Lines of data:
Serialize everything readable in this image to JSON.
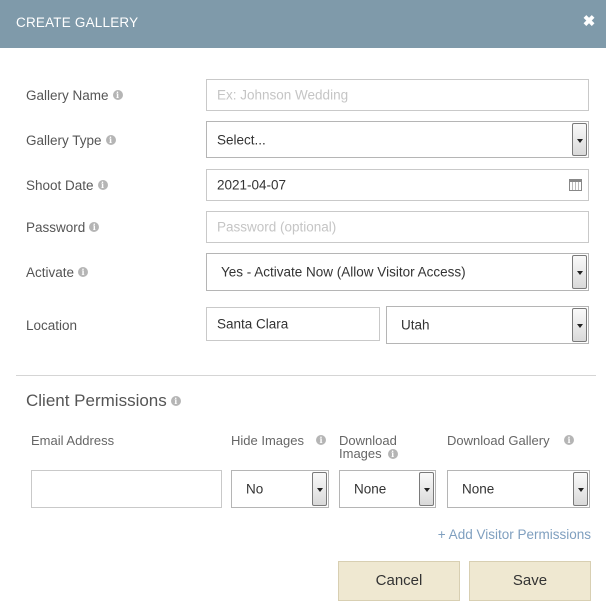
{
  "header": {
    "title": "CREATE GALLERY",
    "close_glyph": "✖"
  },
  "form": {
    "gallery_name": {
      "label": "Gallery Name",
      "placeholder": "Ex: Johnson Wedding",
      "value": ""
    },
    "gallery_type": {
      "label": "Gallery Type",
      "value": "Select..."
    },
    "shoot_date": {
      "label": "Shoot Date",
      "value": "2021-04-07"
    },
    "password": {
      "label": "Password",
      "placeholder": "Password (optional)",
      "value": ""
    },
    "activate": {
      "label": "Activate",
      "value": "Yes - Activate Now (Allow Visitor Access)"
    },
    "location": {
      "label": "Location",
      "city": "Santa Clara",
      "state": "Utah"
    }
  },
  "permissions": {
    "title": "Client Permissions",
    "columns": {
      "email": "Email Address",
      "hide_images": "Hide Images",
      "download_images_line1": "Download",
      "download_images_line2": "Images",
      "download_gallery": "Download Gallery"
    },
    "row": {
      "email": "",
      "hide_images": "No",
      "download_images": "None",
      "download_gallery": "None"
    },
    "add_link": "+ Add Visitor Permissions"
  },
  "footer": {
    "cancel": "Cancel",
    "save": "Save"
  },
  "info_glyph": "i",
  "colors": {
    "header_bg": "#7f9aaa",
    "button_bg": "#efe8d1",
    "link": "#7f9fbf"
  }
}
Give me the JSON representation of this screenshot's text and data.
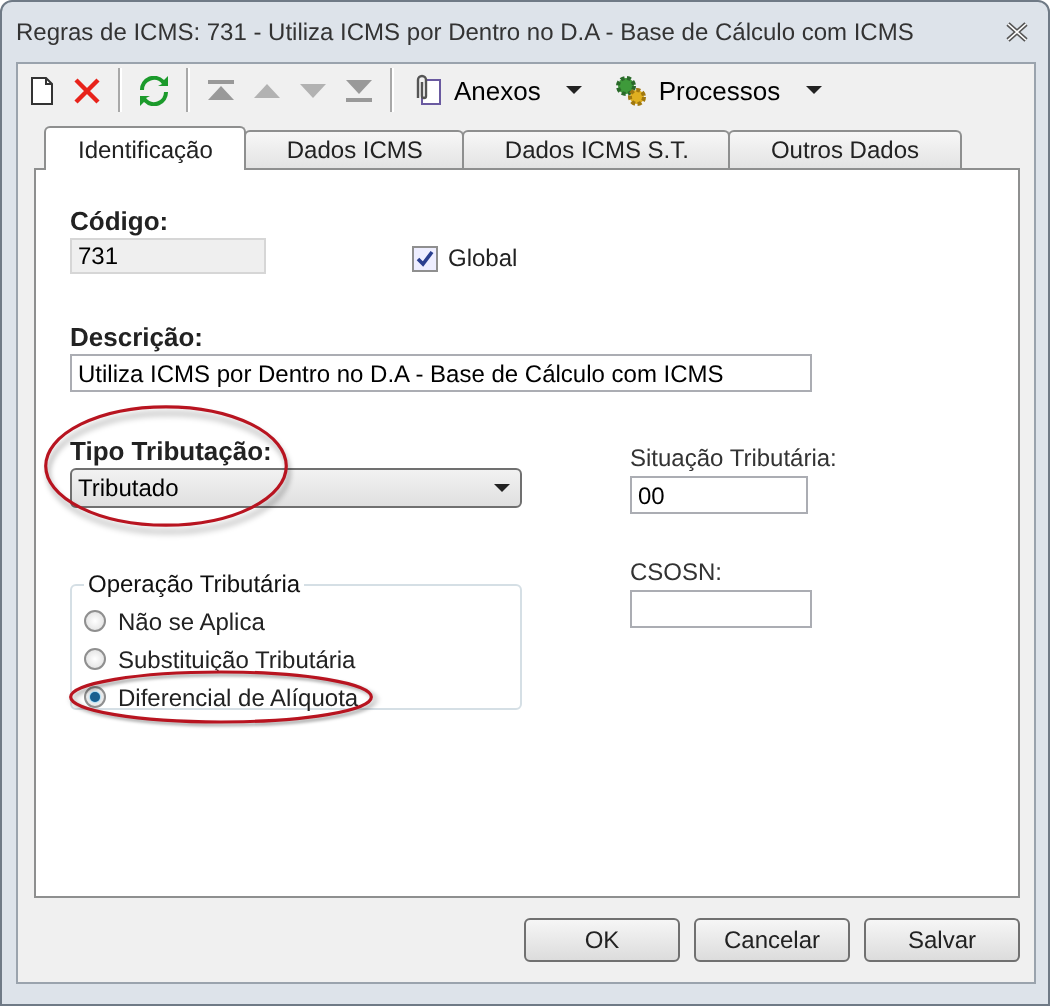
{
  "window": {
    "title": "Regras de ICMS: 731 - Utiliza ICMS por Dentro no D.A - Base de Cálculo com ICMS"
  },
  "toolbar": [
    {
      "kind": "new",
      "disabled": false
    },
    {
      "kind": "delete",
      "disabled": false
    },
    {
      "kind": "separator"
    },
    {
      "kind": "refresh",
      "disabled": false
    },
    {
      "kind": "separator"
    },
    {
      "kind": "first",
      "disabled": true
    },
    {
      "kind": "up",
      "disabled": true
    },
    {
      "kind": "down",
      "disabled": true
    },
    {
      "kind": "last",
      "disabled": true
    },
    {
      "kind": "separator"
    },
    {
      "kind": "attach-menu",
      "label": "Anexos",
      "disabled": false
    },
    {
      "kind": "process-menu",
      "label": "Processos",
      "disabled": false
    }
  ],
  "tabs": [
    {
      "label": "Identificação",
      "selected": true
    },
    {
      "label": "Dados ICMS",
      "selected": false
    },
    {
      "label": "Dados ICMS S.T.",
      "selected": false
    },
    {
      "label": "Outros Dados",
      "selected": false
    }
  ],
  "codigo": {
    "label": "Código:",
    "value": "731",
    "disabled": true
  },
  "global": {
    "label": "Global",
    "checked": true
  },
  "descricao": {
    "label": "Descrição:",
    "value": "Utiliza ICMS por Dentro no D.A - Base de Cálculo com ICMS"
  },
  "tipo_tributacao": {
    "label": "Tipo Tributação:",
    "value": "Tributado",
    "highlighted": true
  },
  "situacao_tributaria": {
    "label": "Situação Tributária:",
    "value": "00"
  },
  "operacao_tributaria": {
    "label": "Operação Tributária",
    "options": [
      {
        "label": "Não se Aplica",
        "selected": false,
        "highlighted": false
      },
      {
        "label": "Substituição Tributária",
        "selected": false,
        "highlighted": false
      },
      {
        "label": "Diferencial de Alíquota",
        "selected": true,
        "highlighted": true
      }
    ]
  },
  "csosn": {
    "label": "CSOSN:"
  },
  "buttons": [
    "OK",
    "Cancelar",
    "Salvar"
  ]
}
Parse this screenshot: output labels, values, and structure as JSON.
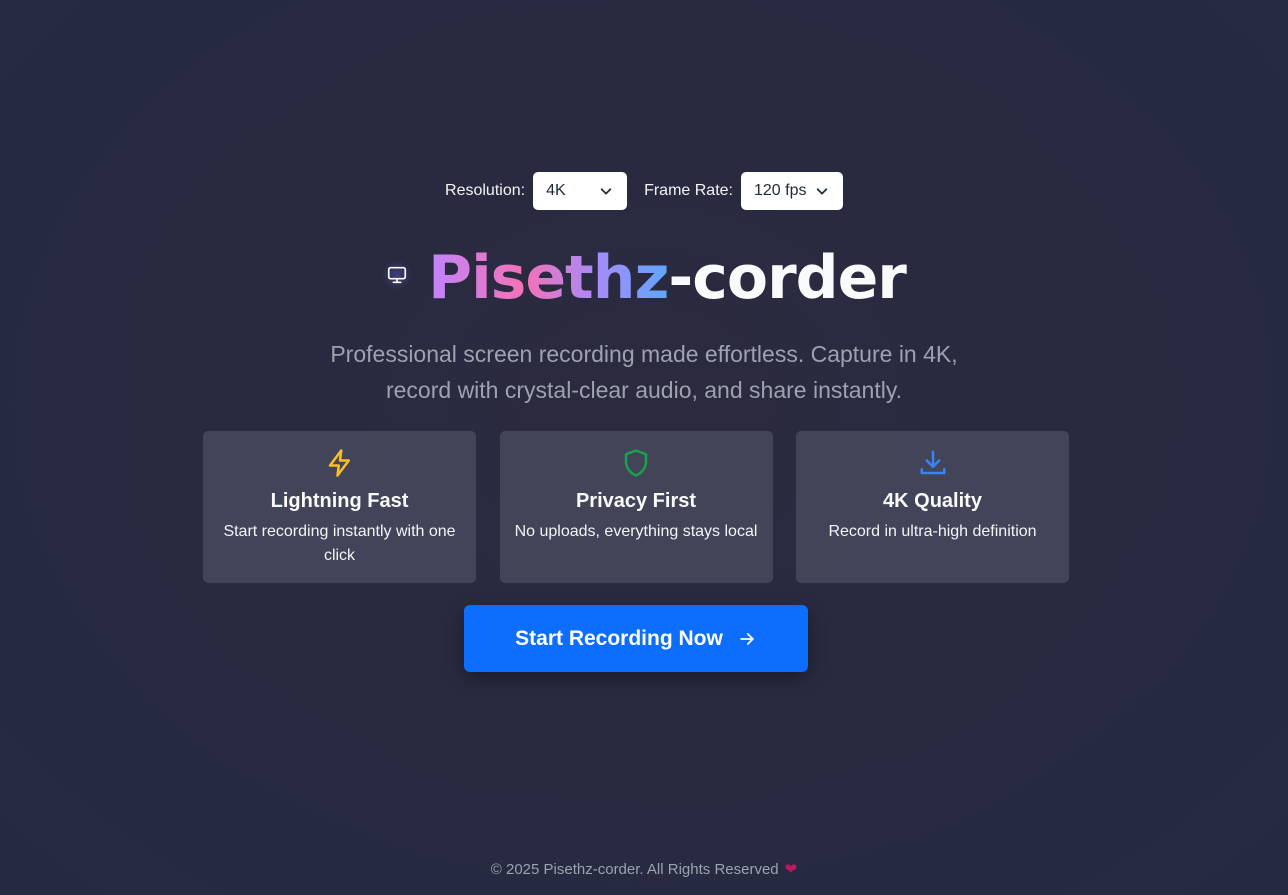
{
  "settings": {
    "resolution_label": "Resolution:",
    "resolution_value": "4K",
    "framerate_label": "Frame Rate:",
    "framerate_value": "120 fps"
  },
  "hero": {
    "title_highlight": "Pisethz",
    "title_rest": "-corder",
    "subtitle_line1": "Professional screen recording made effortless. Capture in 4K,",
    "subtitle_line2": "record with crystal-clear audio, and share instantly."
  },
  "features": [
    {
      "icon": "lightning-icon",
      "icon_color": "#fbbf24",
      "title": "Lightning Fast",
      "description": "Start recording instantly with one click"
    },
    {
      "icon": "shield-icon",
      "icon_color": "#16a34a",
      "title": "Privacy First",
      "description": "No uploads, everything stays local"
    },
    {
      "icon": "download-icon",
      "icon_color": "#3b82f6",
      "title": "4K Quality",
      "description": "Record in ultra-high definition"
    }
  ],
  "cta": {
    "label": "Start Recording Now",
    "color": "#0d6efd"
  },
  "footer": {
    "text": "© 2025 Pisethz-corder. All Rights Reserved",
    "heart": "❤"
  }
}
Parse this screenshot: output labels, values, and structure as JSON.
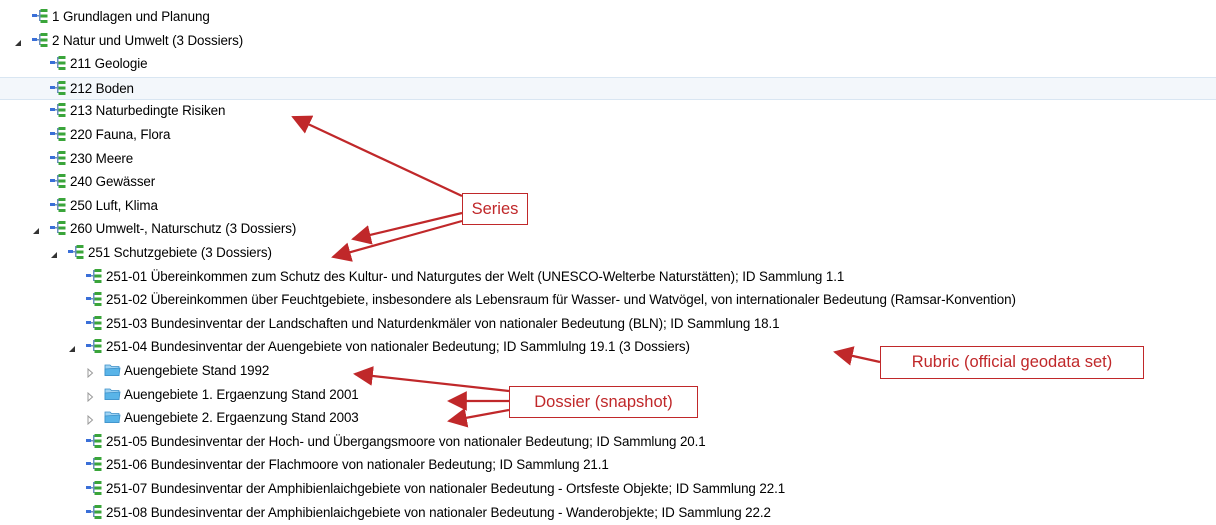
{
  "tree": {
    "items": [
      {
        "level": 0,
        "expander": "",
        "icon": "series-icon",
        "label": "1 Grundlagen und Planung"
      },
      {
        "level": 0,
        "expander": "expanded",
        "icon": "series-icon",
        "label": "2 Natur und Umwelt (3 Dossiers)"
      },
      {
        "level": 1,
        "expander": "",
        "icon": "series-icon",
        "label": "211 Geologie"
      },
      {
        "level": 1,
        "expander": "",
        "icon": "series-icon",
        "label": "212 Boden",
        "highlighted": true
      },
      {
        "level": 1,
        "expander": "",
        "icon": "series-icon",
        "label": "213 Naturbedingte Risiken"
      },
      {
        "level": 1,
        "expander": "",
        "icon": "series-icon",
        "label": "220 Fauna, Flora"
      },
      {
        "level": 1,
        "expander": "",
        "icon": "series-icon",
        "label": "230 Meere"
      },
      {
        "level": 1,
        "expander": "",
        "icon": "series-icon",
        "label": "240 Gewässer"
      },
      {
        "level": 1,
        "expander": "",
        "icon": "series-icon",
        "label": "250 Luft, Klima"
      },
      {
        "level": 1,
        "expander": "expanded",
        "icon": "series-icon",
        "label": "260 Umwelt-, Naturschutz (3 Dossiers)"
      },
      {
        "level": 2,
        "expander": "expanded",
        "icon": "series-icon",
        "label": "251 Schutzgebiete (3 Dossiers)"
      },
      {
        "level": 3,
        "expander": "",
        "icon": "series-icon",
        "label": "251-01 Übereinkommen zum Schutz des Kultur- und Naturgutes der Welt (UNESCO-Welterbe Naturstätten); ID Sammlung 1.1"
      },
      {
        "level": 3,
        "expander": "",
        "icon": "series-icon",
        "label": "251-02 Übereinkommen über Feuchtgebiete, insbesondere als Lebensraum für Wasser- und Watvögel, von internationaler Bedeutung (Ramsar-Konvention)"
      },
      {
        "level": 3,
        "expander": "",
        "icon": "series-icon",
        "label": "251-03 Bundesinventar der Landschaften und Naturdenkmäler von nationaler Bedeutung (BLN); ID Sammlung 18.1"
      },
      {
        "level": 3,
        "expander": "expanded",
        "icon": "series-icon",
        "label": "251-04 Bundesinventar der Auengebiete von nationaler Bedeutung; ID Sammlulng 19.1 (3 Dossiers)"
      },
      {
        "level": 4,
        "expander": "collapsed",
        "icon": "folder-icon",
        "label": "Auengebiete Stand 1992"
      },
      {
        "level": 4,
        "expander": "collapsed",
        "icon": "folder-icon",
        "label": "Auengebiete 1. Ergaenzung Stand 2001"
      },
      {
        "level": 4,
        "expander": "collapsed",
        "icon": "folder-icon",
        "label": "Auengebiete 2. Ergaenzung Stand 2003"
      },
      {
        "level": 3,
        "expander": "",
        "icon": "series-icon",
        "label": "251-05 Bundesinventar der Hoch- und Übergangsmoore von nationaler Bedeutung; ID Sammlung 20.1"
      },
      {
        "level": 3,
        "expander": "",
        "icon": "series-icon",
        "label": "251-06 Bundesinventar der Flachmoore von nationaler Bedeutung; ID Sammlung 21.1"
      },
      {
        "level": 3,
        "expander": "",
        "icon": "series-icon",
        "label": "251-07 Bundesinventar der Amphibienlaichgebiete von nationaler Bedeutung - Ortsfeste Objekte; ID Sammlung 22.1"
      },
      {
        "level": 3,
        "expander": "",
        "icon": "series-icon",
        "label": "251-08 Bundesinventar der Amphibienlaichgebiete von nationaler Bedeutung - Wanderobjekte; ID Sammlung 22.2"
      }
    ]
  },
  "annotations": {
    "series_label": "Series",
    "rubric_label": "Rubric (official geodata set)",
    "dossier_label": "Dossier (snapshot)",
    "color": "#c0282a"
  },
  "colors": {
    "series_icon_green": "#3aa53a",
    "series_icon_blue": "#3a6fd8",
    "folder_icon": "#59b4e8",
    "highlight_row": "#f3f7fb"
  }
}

◆ **GOAL**:
Above are lines of data; state how many of them contain the word "description", with no other output.

◆ **EXERCISE SOLUTION**:
3